### Document page transcription items
============

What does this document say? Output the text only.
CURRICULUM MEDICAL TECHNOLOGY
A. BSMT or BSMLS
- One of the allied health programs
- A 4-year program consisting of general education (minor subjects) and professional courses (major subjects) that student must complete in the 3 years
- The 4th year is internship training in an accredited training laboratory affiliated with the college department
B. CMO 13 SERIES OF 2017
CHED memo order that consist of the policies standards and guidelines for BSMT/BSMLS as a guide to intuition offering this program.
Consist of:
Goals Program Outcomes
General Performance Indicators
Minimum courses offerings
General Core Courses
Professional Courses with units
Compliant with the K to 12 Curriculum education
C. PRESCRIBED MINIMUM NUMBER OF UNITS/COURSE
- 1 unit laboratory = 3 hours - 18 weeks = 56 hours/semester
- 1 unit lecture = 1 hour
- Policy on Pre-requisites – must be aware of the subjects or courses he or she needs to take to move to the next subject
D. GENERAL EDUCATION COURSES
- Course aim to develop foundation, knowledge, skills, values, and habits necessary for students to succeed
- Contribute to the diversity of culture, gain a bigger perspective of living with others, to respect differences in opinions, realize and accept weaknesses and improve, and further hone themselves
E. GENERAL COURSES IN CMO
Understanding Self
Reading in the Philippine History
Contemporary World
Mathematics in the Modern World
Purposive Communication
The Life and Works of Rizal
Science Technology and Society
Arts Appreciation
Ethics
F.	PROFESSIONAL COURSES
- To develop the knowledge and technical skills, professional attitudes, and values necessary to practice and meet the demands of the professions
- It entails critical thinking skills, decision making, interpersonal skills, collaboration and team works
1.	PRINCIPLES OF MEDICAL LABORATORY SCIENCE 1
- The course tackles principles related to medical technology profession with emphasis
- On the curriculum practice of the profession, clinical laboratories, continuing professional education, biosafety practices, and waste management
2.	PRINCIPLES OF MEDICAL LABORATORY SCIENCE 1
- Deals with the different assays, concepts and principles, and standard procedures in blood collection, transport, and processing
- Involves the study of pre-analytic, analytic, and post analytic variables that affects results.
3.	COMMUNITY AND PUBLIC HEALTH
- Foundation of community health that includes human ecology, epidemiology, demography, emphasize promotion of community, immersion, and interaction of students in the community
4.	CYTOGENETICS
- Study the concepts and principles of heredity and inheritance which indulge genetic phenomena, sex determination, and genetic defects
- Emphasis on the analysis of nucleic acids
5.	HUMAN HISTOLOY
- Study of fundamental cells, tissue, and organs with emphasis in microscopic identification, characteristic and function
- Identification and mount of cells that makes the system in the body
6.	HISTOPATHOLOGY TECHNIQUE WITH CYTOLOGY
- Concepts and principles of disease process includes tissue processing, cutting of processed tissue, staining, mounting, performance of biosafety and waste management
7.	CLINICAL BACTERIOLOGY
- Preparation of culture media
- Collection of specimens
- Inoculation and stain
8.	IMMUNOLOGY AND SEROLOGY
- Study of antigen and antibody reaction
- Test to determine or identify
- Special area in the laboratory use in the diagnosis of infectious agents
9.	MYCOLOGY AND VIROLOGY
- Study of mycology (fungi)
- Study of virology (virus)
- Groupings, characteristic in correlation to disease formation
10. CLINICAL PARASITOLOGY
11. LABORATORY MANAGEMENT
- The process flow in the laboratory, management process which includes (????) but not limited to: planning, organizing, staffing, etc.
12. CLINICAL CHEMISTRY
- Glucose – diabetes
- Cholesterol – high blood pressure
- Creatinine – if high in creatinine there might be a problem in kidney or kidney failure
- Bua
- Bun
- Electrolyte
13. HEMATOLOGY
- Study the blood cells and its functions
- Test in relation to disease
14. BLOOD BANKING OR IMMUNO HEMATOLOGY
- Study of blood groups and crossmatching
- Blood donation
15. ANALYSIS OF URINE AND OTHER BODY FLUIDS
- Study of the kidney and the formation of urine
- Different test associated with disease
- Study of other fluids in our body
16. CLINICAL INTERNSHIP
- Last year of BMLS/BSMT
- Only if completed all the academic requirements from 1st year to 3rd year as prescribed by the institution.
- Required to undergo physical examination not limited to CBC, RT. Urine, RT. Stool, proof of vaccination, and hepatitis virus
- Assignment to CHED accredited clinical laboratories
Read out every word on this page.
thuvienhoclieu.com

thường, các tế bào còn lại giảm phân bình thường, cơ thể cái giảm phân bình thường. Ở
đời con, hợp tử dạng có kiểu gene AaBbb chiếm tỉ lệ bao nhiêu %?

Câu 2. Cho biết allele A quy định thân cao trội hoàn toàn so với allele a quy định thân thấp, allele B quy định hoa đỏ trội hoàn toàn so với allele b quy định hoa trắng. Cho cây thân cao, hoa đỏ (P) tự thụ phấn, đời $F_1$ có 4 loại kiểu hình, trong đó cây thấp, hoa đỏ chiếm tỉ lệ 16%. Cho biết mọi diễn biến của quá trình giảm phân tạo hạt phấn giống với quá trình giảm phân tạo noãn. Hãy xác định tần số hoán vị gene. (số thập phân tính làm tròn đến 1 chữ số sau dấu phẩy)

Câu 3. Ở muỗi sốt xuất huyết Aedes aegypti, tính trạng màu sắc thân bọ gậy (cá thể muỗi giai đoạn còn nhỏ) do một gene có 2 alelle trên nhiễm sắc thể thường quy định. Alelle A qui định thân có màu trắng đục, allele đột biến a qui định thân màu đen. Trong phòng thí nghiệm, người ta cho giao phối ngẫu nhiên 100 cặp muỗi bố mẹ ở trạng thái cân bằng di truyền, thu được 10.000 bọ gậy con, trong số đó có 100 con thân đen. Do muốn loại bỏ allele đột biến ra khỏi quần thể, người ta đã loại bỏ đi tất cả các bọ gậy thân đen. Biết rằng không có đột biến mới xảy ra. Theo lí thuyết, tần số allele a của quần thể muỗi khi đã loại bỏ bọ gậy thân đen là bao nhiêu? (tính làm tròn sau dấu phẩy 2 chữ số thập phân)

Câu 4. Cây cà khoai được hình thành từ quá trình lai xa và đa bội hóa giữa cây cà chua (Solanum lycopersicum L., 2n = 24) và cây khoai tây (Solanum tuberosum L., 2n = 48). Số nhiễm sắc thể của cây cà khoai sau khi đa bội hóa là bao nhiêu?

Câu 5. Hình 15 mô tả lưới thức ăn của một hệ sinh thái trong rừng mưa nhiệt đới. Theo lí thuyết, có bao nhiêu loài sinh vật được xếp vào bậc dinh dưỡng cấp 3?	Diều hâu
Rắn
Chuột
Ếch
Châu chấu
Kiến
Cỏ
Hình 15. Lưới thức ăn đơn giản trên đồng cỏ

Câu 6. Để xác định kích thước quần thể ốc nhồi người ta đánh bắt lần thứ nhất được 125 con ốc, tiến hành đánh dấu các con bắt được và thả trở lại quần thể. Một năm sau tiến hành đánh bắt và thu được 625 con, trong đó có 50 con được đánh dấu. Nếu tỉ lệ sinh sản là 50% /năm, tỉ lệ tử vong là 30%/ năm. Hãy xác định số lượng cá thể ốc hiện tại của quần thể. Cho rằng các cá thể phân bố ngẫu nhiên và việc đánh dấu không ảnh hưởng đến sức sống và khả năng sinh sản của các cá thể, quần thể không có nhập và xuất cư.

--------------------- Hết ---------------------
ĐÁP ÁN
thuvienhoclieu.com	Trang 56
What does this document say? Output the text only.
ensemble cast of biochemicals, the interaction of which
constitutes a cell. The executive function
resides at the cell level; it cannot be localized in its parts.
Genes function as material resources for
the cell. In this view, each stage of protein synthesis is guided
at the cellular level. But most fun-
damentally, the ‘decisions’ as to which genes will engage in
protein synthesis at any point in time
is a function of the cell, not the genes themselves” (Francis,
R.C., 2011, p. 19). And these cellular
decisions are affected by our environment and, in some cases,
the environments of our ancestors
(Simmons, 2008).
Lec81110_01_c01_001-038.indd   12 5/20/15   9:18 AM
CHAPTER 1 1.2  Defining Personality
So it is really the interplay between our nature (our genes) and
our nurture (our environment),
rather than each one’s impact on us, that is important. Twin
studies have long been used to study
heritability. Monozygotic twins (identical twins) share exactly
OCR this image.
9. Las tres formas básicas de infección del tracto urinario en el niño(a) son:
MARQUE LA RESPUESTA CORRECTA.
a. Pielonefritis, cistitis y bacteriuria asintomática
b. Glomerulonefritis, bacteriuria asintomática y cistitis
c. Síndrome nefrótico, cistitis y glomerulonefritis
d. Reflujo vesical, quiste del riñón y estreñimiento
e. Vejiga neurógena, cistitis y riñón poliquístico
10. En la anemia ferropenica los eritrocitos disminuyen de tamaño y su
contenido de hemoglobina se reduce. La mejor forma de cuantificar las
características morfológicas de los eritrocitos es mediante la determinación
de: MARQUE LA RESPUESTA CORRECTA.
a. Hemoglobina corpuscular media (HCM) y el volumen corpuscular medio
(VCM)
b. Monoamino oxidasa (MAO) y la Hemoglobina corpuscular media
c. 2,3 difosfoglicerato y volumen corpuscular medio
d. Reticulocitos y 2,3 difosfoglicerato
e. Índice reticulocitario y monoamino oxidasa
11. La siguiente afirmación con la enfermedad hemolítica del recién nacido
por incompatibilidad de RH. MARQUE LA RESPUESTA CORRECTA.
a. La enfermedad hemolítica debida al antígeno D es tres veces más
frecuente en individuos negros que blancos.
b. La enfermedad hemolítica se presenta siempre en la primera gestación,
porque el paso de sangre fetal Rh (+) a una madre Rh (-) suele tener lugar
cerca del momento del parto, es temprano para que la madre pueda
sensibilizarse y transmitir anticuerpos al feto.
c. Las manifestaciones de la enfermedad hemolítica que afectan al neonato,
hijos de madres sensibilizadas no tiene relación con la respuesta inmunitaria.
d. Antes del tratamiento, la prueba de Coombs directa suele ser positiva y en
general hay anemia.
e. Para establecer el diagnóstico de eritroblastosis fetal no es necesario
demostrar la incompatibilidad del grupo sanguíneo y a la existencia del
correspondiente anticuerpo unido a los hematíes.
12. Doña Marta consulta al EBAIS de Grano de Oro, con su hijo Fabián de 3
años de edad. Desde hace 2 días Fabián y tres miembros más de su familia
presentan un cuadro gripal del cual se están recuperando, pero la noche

============

### Directions
Among the lines of the records, copy out each one that contains the word "subjects".

### Written answer
- A 4-year program consisting of general education (minor subjects) and professional courses (major subjects) that student must complete in the 3 years
- Policy on Pre-requisites – must be aware of the subjects or courses he or she needs to take to move to the next subject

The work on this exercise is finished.